━━━━━ PAGE EXCERPT

Yeah, I do not think what you want is possible with nditer. `op_axes`

allows you to ignore certain axis, but as Eric points out, that

actually ignores that axis entirely. So it acts similar to slicing the

whole axis away.

I previously thought it could be nice to have a new

`arr.iteraxis(axis=None)` command. As a base, it would act like a flat

iter, otherwise iterate the axis listed. Maybe with an additional flag

whether its allowed to optimize iteration order (although from the

python side I expect we do not want to do that by default).

The reason is also that I am not sure I like `arr.flat` and `for subarr

in arr` too much, because the list-of-list like iteration seems only

semi-natural for an N-D array.

- Sebastian

>

> Eric

>

> On Tue, 19 May 2020 at 00:42, William Ayd <

[hidden email]>

> wrote:

>

> > I am trying to use the nditer to traverse each column of a 2D

> > array,

> > returning the column as a 1D array. Consulting the docs, I found

> > this

> > example which works perfectly fine:

> >

> > In [*65*]: a = np.arange(6).reshape(2,3)

> >

> >

> >

> > In [*66*]: *for* x *in* np.nditer(a, flags=['external_loop'],

> > order='F'):

> > ...: print(x, end=' ')

━━━━━━━━━━

WRITTEN EXERCISE A:
Copy out the whole email about nditer without changing anything.
WRITTEN EXERCISE B:
In the entries below, rename "wind-arrow" to "arrow" in the stretch from the line containing "678, 251, 689]" through the line containing "678, 300, 689]", and give back only those lines with everything else unchanged.

━━━━━ MATERIAL PROVIDED

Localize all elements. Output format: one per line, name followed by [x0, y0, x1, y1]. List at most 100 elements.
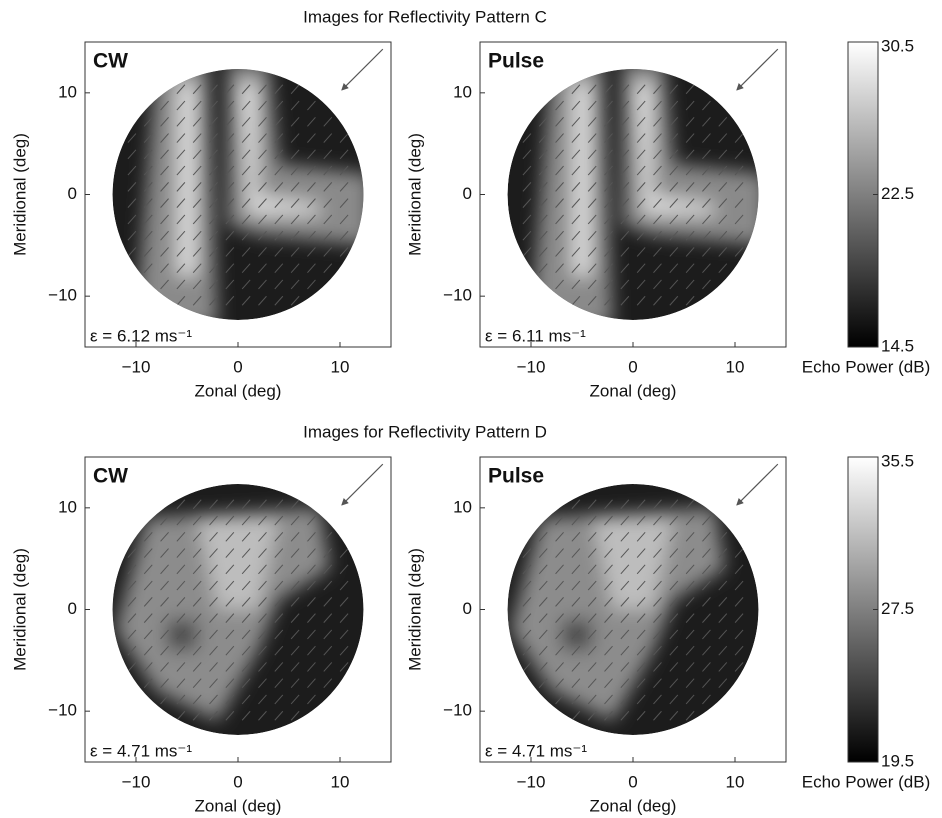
wind-arrow	[241, 678, 251, 689]
wind-arrow	[620, 531, 630, 542]
wind-arrow	[620, 645, 630, 656]
wind-arrow	[538, 198, 548, 208]
wind-arrow	[274, 165, 284, 176]
wind-arrow	[653, 531, 662, 542]
wind-arrow	[290, 515, 300, 526]
wind-arrow	[143, 564, 153, 575]
wind-arrow	[160, 279, 169, 290]
wind-arrow	[160, 548, 169, 558]
wind-arrow	[734, 247, 744, 257]
wind-arrow	[290, 678, 300, 689]
wind-arrow	[636, 515, 646, 526]
wind-arrow	[571, 214, 581, 225]
wind-arrow	[555, 198, 564, 208]
wind-arrow	[685, 580, 695, 591]
wind-arrow	[290, 580, 300, 591]
wind-arrow	[160, 629, 169, 640]
wind-arrow	[653, 515, 662, 526]
wind-arrow	[702, 531, 711, 542]
wind-arrow	[209, 499, 218, 510]
wind-arrow	[718, 531, 728, 542]
colorbar-tick-label: 19.5	[881, 751, 914, 770]
x-axis-label: Zonal (deg)	[195, 796, 282, 815]
reflectivity	[136, 69, 364, 320]
wind-arrow	[522, 182, 532, 192]
wind-arrow	[176, 580, 186, 591]
wind-arrow	[160, 182, 169, 192]
wind-arrow	[620, 613, 630, 623]
wind-arrow	[702, 694, 711, 705]
wind-arrow	[209, 645, 218, 656]
wind-arrow	[636, 182, 646, 192]
wind-arrow	[538, 662, 548, 672]
wind-arrow	[604, 133, 613, 143]
wind-arrow	[718, 149, 728, 160]
wind-arrow	[587, 116, 597, 127]
wind-arrow	[620, 116, 630, 127]
wind-arrow	[555, 613, 564, 623]
wind-arrow	[538, 116, 548, 127]
wind-arrow	[307, 214, 316, 225]
wind-arrow	[143, 165, 153, 176]
wind-arrow	[225, 182, 235, 192]
wind-arrow	[258, 149, 267, 160]
wind-arrow	[587, 149, 597, 160]
wind-arrow	[143, 133, 153, 143]
wind-arrow	[620, 100, 630, 111]
wind-arrow	[702, 548, 711, 558]
wind-arrow	[241, 279, 251, 290]
wind-arrow	[274, 100, 284, 111]
wind-arrow	[339, 165, 349, 176]
wind-arrow	[555, 548, 564, 558]
wind-arrow	[734, 230, 744, 241]
wind-arrow	[734, 548, 744, 558]
wind-arrow	[241, 515, 251, 526]
wind-arrow	[702, 182, 711, 192]
wind-arrow	[685, 531, 695, 542]
wind-arrow	[636, 548, 646, 558]
wind-arrow	[307, 230, 316, 241]
wind-arrow	[718, 263, 728, 274]
wind-arrow	[225, 149, 235, 160]
x-tick-label: −10	[122, 772, 151, 791]
wind-arrow	[555, 678, 564, 689]
wind-arrow	[258, 165, 267, 176]
wind-arrow	[258, 564, 267, 575]
wind-arrow	[604, 613, 613, 623]
y-tick-label: −10	[48, 701, 77, 720]
wind-arrow	[209, 629, 218, 640]
wind-arrow	[143, 613, 153, 623]
wind-arrow	[307, 247, 316, 257]
wind-arrow	[258, 100, 267, 111]
wind-arrow	[176, 531, 186, 542]
wind-arrow	[522, 133, 532, 143]
heatmap	[112, 69, 364, 320]
wind-arrow	[225, 710, 235, 721]
colorbar-tick-label: 22.5	[881, 184, 914, 203]
wind-arrow	[290, 597, 300, 607]
wind-arrow	[538, 182, 548, 192]
wind-arrow	[339, 247, 349, 257]
wind-arrow	[290, 165, 300, 176]
wind-arrow	[669, 499, 679, 510]
wind-arrow	[209, 564, 218, 575]
wind-arrow	[538, 597, 548, 607]
wind-arrow	[669, 710, 679, 721]
wind-arrow	[307, 694, 316, 705]
wind-arrow	[176, 214, 186, 225]
wind-arrow	[290, 645, 300, 656]
wind-arrow	[636, 279, 646, 290]
wind-arrow	[176, 247, 186, 257]
wind-arrow	[209, 515, 218, 526]
wind-arrow	[192, 133, 202, 143]
wind-arrow	[620, 263, 630, 274]
wind-arrow	[274, 662, 284, 672]
wind-arrow	[636, 84, 646, 95]
wind-arrow	[685, 564, 695, 575]
x-axis-label: Zonal (deg)	[590, 796, 677, 815]
wind-arrow	[620, 710, 630, 721]
wind-arrow	[307, 100, 316, 111]
wind-arrow	[241, 182, 251, 192]
wind-arrow	[604, 499, 613, 510]
wind-arrow	[176, 515, 186, 526]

━━━━━━━━━━

TASK OUTPUT A:
Yeah, I do not think what you want is possible with nditer. `op_axes`

allows you to ignore certain axis, but as Eric points out, that

actually ignores that axis entirely. So it acts similar to slicing the

whole axis away.

I previously thought it could be nice to have a new

`arr.iteraxis(axis=None)` command. As a base, it would act like a flat

iter, otherwise iterate the axis listed. Maybe with an additional flag

whether its allowed to optimize iteration order (although from the

python side I expect we do not want to do that by default).

The reason is also that I am not sure I like `arr.flat` and `for subarr

in arr` too much, because the list-of-list like iteration seems only

semi-natural for an N-D array.

- Sebastian

>

> Eric

>

> On Tue, 19 May 2020 at 00:42, William Ayd <

[hidden email]>

> wrote:

>

> > I am trying to use the nditer to traverse each column of a 2D

> > array,

> > returning the column as a 1D array. Consulting the docs, I found

> > this

> > example which works perfectly fine:

> >

> > In [*65*]: a = np.arange(6).reshape(2,3)

> >

> >

> >

> > In [*66*]: *for* x *in* np.nditer(a, flags=['external_loop'],

> > order='F'):

> > ...: print(x, end=' ')

TASK OUTPUT B:
arrow	[241, 678, 251, 689]
arrow	[620, 531, 630, 542]
arrow	[620, 645, 630, 656]
arrow	[538, 198, 548, 208]
arrow	[274, 165, 284, 176]
arrow	[653, 531, 662, 542]
arrow	[290, 515, 300, 526]
arrow	[143, 564, 153, 575]
arrow	[160, 279, 169, 290]
arrow	[160, 548, 169, 558]
arrow	[734, 247, 744, 257]
arrow	[290, 678, 300, 689]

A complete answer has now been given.